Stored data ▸
[Start]

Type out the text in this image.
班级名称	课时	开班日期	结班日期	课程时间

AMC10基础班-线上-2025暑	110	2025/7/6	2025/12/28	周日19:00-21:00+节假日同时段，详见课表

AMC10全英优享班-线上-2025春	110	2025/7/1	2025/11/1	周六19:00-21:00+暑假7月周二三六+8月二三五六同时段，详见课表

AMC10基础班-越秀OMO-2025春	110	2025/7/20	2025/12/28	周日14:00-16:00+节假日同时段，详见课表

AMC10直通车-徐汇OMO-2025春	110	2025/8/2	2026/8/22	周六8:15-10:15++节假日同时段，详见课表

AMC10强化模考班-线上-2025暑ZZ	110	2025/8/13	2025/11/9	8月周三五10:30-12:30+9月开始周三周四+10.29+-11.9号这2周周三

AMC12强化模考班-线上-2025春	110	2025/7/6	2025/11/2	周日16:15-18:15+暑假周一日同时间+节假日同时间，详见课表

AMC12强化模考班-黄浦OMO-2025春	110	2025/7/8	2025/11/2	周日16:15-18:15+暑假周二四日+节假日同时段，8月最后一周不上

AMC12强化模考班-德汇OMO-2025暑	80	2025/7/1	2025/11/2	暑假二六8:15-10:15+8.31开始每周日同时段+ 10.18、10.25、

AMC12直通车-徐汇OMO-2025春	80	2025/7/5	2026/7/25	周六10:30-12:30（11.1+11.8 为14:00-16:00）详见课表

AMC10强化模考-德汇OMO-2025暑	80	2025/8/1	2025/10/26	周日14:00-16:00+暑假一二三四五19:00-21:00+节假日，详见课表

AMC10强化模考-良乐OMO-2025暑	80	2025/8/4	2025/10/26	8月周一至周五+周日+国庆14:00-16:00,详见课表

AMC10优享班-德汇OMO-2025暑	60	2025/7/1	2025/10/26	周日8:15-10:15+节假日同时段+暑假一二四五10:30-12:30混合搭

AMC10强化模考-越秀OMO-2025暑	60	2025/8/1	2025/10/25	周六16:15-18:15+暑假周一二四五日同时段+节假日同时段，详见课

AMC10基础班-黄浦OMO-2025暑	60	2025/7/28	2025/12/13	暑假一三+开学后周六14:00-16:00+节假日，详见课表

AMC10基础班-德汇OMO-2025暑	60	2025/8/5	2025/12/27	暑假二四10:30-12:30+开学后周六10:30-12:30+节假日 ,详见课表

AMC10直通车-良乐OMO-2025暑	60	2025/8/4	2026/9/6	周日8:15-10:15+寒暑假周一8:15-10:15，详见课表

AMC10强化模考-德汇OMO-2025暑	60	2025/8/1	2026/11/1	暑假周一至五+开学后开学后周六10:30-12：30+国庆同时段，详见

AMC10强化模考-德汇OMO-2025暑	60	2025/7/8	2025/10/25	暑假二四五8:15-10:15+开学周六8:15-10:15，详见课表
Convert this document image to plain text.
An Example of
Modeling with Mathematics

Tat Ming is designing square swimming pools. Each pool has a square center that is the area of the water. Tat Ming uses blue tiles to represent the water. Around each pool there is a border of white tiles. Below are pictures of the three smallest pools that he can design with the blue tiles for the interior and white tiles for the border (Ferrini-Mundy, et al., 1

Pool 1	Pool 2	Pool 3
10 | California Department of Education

[End]

Exercise brief ▸ From the line holding "Convert this document image to plain text." down to the final line above, quote every line exactly and only those lines.

Completed task ▸
Convert this document image to plain text.
An Example of
Modeling with Mathematics

Tat Ming is designing square swimming pools. Each pool has a square center that is the area of the water. Tat Ming uses blue tiles to represent the water. Around each pool there is a border of white tiles. Below are pictures of the three smallest pools that he can design with the blue tiles for the interior and white tiles for the border (Ferrini-Mundy, et al., 1

Pool 1	Pool 2	Pool 3
10 | California Department of Education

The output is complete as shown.